The request
Reproduce the lines verbatim, from the start of the records through the line containing "- small-teal-dome: [581, 1509, 781, 1728]".

Spatial layout data
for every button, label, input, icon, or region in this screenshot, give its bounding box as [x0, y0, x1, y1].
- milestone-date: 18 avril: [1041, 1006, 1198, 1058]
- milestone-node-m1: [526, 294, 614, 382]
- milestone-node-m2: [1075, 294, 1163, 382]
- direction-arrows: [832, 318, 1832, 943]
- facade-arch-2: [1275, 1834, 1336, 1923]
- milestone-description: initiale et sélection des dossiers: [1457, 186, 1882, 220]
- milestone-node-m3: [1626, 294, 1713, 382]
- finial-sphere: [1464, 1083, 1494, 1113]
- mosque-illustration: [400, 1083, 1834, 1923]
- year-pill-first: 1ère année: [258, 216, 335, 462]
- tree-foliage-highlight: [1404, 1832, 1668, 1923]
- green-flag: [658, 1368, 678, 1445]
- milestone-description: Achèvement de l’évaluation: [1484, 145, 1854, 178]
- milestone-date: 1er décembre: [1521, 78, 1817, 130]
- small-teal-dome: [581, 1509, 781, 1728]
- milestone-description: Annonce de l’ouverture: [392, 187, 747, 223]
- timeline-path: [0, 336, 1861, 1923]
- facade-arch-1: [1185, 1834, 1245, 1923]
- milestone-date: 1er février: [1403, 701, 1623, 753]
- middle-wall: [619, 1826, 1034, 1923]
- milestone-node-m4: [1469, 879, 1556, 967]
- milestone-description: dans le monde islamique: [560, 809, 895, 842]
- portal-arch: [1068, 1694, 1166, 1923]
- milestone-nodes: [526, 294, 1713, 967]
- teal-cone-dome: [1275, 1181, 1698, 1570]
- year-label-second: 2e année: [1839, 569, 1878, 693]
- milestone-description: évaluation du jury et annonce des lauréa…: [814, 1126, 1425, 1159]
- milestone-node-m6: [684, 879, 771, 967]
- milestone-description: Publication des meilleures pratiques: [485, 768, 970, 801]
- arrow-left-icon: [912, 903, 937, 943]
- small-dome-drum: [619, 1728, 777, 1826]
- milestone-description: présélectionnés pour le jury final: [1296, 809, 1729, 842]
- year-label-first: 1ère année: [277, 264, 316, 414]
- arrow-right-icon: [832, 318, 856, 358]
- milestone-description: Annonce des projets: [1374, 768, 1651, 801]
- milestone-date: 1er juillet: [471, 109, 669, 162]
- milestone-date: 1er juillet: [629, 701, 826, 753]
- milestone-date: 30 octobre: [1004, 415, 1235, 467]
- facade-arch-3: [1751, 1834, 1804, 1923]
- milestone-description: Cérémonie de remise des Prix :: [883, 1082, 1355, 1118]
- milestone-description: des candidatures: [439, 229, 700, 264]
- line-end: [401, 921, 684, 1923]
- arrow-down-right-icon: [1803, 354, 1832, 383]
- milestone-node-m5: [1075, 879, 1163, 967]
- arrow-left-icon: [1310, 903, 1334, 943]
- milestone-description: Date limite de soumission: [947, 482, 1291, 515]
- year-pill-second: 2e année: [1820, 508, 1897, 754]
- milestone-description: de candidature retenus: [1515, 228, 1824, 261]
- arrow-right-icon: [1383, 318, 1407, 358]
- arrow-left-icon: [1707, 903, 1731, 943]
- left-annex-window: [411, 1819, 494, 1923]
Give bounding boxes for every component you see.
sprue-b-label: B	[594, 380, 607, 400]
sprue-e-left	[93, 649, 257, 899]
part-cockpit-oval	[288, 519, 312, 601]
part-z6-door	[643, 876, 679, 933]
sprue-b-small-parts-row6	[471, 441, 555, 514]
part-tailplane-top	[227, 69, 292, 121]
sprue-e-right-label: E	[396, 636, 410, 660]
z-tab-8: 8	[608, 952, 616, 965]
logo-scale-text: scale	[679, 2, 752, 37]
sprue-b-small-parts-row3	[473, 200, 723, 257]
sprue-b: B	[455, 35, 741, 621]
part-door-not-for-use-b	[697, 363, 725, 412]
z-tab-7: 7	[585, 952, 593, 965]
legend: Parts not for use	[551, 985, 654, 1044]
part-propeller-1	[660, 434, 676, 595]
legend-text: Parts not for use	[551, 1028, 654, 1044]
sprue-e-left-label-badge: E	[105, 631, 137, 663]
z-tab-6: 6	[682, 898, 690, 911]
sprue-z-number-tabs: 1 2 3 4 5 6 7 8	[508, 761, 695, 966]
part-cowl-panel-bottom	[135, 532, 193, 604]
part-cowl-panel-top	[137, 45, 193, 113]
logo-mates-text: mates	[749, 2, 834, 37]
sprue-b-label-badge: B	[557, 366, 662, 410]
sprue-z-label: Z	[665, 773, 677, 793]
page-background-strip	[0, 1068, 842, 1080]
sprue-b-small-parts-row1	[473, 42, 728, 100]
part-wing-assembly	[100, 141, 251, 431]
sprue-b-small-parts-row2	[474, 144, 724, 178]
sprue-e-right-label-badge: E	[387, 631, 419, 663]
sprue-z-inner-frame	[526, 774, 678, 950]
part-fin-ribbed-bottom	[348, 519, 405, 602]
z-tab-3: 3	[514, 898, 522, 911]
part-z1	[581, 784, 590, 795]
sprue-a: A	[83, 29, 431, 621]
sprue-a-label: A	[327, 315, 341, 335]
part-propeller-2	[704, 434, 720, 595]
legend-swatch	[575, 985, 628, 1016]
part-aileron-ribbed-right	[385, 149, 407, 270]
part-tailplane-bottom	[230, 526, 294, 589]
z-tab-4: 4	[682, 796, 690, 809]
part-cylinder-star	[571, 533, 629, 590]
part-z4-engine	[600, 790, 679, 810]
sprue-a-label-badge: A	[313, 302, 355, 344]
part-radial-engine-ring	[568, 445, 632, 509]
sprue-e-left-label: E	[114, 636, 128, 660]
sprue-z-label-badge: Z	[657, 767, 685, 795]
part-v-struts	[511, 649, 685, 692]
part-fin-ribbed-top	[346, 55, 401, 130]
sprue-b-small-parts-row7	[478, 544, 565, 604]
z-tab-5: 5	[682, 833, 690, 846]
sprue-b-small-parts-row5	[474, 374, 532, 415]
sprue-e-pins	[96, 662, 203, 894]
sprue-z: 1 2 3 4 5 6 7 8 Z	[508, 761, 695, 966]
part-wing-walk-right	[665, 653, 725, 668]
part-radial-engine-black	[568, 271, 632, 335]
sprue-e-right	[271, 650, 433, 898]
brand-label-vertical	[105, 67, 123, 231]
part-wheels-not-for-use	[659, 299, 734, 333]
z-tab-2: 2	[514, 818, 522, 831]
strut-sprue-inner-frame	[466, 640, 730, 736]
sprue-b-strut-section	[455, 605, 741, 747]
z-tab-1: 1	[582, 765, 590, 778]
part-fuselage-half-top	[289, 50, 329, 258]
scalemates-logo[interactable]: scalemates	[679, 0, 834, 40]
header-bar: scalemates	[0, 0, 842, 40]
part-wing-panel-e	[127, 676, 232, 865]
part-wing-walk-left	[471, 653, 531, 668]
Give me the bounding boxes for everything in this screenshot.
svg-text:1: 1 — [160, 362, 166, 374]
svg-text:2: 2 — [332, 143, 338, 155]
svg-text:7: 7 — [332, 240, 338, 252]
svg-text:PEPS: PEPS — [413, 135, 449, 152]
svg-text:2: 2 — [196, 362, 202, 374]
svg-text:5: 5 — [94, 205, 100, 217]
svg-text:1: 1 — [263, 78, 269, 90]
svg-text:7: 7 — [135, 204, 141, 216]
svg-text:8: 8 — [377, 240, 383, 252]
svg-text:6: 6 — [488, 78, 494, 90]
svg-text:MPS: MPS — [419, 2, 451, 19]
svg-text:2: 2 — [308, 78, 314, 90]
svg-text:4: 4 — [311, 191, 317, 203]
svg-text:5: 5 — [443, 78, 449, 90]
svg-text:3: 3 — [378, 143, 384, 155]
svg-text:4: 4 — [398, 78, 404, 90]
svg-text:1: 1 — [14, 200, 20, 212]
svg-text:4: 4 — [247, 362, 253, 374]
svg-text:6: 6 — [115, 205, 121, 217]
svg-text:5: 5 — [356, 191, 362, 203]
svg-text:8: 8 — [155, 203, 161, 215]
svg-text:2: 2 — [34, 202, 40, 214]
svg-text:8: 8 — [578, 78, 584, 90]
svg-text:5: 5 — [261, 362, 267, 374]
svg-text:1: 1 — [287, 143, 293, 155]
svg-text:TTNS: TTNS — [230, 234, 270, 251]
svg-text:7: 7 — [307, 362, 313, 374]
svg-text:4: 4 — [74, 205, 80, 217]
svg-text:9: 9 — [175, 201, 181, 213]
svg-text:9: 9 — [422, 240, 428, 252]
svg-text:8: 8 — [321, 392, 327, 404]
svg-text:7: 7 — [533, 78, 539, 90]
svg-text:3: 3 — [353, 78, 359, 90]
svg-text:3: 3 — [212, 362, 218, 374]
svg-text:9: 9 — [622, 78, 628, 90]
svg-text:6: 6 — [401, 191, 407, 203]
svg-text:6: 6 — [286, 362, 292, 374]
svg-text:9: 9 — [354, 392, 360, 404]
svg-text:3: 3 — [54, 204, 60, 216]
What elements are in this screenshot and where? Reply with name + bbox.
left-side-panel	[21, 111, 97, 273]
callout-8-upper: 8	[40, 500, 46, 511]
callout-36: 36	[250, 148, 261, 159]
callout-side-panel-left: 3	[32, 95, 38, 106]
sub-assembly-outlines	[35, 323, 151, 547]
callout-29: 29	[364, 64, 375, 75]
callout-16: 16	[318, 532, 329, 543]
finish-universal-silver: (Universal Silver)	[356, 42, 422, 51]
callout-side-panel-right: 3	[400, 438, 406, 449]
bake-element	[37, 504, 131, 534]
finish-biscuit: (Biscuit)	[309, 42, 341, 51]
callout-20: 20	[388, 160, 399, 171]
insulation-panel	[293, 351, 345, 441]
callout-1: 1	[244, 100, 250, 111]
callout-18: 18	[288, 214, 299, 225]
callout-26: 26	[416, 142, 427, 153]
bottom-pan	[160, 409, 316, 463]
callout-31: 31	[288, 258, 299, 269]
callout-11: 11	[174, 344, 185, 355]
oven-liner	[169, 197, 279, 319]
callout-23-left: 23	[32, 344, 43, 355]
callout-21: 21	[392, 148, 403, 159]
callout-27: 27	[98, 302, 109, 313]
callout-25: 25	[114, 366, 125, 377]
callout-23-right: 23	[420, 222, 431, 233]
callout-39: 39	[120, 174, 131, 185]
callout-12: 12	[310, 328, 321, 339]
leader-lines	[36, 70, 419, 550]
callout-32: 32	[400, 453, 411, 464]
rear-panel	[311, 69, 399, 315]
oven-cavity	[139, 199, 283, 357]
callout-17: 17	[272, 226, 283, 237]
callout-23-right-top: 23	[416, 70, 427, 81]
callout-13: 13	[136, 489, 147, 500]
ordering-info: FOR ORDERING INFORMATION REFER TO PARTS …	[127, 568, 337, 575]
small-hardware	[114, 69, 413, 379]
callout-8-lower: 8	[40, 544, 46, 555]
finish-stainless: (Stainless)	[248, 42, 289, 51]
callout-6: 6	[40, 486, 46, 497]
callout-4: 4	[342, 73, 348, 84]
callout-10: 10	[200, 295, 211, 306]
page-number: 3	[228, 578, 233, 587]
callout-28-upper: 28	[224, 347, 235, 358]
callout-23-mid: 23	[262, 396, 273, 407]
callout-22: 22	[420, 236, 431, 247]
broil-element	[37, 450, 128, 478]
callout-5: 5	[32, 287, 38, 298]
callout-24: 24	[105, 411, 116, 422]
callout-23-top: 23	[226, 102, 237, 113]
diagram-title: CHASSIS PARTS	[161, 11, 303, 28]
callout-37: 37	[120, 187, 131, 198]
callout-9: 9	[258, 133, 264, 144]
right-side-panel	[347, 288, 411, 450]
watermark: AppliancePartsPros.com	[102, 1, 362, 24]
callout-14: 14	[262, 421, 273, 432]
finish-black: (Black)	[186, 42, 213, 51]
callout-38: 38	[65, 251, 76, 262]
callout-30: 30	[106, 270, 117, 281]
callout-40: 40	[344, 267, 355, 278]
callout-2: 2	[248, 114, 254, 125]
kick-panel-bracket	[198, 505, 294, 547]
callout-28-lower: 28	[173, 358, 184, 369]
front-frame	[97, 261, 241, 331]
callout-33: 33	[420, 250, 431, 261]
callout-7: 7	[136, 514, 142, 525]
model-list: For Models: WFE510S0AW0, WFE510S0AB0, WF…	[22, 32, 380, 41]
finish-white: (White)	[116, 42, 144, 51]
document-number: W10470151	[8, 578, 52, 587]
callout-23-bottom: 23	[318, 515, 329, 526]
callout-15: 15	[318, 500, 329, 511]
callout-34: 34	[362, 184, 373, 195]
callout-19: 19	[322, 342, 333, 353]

Written solution
for every button, label, input, icon, or region in this screenshot, give its bounding box as [x0, y0, x1, y1].
- milestone-date: 18 avril: [1041, 1006, 1198, 1058]
- milestone-node-m1: [526, 294, 614, 382]
- milestone-node-m2: [1075, 294, 1163, 382]
- direction-arrows: [832, 318, 1832, 943]
- facade-arch-2: [1275, 1834, 1336, 1923]
- milestone-description: initiale et sélection des dossiers: [1457, 186, 1882, 220]
- milestone-node-m3: [1626, 294, 1713, 382]
- finial-sphere: [1464, 1083, 1494, 1113]
- mosque-illustration: [400, 1083, 1834, 1923]
- year-pill-first: 1ère année: [258, 216, 335, 462]
- tree-foliage-highlight: [1404, 1832, 1668, 1923]
- green-flag: [658, 1368, 678, 1445]
- milestone-description: Achèvement de l’évaluation: [1484, 145, 1854, 178]
- milestone-date: 1er décembre: [1521, 78, 1817, 130]
- small-teal-dome: [581, 1509, 781, 1728]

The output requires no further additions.